[Start RECORDED DATA]

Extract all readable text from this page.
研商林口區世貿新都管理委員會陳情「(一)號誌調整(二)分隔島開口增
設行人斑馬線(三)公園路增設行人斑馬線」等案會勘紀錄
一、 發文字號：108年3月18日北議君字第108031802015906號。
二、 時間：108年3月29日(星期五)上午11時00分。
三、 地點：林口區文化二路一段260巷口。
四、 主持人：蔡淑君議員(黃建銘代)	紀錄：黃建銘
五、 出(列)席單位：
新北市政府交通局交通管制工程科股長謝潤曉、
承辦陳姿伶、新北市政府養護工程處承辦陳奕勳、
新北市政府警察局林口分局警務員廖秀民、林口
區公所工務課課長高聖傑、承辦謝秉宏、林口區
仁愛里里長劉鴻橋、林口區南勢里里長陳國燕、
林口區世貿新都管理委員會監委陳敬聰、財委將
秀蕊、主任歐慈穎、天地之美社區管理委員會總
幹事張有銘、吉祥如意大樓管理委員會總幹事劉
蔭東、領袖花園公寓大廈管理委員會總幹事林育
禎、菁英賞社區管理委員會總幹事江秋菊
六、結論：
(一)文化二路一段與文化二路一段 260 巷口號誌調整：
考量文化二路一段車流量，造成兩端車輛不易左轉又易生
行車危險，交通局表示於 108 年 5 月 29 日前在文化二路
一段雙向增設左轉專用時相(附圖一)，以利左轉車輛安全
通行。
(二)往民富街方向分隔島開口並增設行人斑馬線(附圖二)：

[End RECORDED DATA]

AIM OF THE TASK
Could you reproduce every record above exactly as it appears?

EXERCISE SOLUTION
Extract all readable text from this page.
研商林口區世貿新都管理委員會陳情「(一)號誌調整(二)分隔島開口增
設行人斑馬線(三)公園路增設行人斑馬線」等案會勘紀錄
一、 發文字號：108年3月18日北議君字第108031802015906號。
二、 時間：108年3月29日(星期五)上午11時00分。
三、 地點：林口區文化二路一段260巷口。
四、 主持人：蔡淑君議員(黃建銘代)	紀錄：黃建銘
五、 出(列)席單位：
新北市政府交通局交通管制工程科股長謝潤曉、
承辦陳姿伶、新北市政府養護工程處承辦陳奕勳、
新北市政府警察局林口分局警務員廖秀民、林口
區公所工務課課長高聖傑、承辦謝秉宏、林口區
仁愛里里長劉鴻橋、林口區南勢里里長陳國燕、
林口區世貿新都管理委員會監委陳敬聰、財委將
秀蕊、主任歐慈穎、天地之美社區管理委員會總
幹事張有銘、吉祥如意大樓管理委員會總幹事劉
蔭東、領袖花園公寓大廈管理委員會總幹事林育
禎、菁英賞社區管理委員會總幹事江秋菊
六、結論：
(一)文化二路一段與文化二路一段 260 巷口號誌調整：
考量文化二路一段車流量，造成兩端車輛不易左轉又易生
行車危險，交通局表示於 108 年 5 月 29 日前在文化二路
一段雙向增設左轉專用時相(附圖一)，以利左轉車輛安全
通行。
(二)往民富街方向分隔島開口並增設行人斑馬線(附圖二)：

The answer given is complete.